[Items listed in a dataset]
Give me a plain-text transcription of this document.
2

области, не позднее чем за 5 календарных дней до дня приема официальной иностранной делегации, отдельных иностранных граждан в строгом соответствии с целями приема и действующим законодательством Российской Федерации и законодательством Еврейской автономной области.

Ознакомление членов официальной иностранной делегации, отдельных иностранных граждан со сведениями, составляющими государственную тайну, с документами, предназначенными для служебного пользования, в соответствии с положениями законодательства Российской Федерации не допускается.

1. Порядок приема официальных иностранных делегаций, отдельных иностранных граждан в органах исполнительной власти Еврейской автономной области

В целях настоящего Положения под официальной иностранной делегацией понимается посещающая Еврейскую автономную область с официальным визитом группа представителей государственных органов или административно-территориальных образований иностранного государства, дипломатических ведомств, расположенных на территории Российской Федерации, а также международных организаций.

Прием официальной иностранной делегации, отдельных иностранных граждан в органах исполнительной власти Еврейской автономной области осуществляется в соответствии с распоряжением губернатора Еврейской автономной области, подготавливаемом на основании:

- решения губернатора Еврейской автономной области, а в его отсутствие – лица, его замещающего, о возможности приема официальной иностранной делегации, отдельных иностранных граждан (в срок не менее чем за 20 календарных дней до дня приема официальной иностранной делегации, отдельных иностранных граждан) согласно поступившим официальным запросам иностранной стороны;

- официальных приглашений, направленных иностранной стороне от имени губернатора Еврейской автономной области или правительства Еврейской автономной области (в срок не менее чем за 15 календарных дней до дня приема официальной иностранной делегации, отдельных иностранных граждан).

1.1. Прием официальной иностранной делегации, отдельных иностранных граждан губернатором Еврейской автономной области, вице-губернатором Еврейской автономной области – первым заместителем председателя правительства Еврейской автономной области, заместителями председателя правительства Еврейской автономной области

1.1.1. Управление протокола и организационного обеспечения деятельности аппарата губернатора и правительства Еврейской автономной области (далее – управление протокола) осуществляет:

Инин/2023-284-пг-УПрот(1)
==
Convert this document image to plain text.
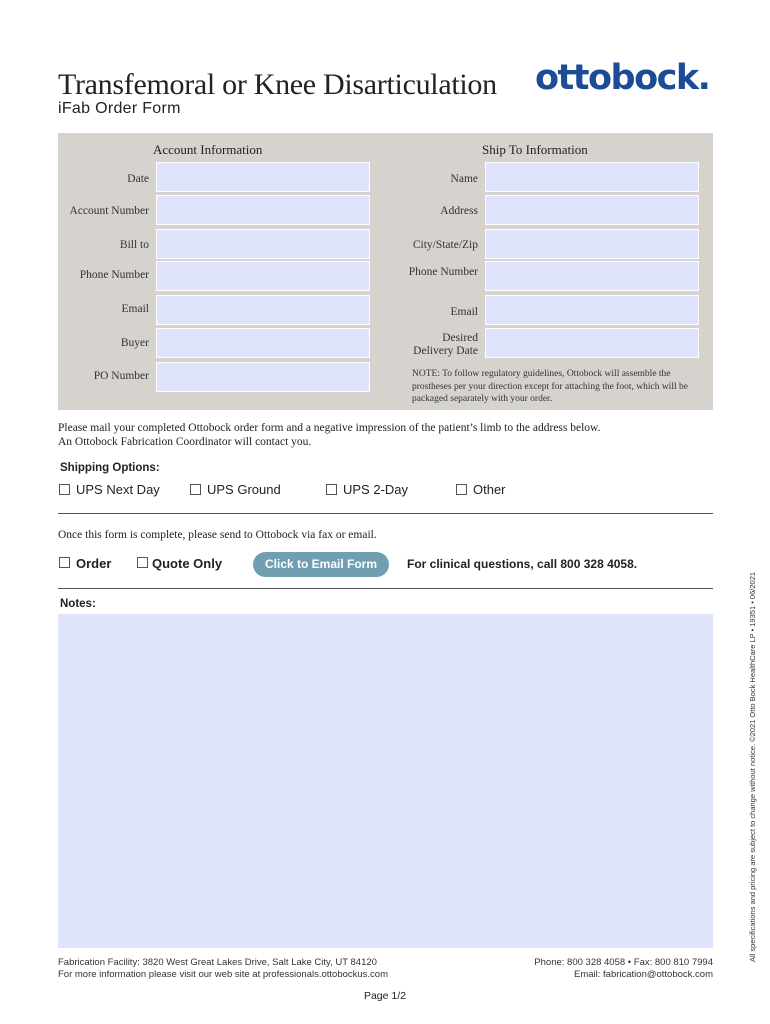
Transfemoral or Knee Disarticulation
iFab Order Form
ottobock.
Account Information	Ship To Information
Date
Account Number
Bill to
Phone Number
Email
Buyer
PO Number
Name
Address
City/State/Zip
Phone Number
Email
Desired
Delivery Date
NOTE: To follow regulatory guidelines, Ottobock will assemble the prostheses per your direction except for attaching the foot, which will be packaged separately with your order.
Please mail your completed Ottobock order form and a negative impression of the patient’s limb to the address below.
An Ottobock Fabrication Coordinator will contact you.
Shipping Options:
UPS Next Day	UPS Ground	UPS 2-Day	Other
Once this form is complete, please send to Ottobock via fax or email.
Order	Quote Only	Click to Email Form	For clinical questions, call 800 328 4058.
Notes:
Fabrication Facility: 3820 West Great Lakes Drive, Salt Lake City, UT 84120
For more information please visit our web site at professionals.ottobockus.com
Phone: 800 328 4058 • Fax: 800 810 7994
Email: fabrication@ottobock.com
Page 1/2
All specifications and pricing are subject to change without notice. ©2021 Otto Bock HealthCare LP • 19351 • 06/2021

# Set problem:
Check each line above for the word "City", and copy the lines where it appears.

# Output for this exercise:
City/State/Zip
Fabrication Facility: 3820 West Great Lakes Drive, Salt Lake City, UT 84120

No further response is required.